### RECORDS SHOWN ###

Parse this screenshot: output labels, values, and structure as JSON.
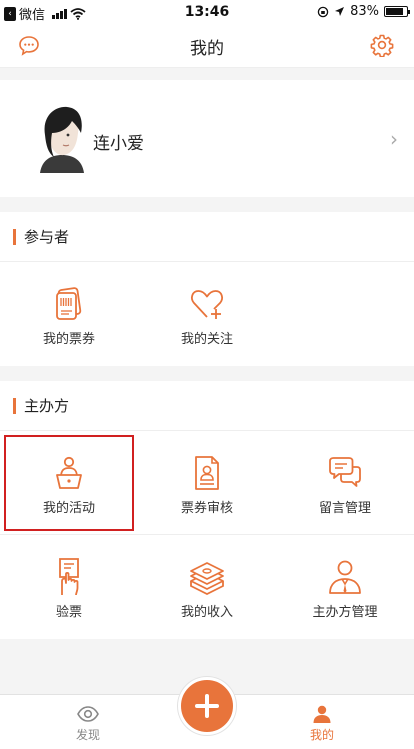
{
  "status_bar": {
    "carrier": "微信",
    "time": "13:46",
    "battery": "83%",
    "battery_level": 0.83
  },
  "nav": {
    "title": "我的",
    "left_icon": "message-icon",
    "right_icon": "gear-icon"
  },
  "profile": {
    "name": "连小爱",
    "chevron": "›"
  },
  "participant": {
    "title": "参与者",
    "items": [
      {
        "label": "我的票券",
        "icon": "ticket-icon"
      },
      {
        "label": "我的关注",
        "icon": "heart-plus-icon"
      }
    ]
  },
  "organizer": {
    "title": "主办方",
    "items": [
      {
        "label": "我的活动",
        "icon": "person-podium-icon"
      },
      {
        "label": "票券审核",
        "icon": "document-review-icon"
      },
      {
        "label": "留言管理",
        "icon": "chat-bubbles-icon"
      },
      {
        "label": "验票",
        "icon": "ticket-scan-icon"
      },
      {
        "label": "我的收入",
        "icon": "money-stack-icon"
      },
      {
        "label": "主办方管理",
        "icon": "person-manager-icon"
      }
    ]
  },
  "tab_bar": {
    "discover": "发现",
    "mine": "我的"
  },
  "colors": {
    "accent": "#e8743b",
    "highlight_box": "#d12020"
  }
}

###

WORK TO COMPLETE:
Count every line of the records that holds the string "icon". Write only the total.

WRITTEN SOLUTION:
10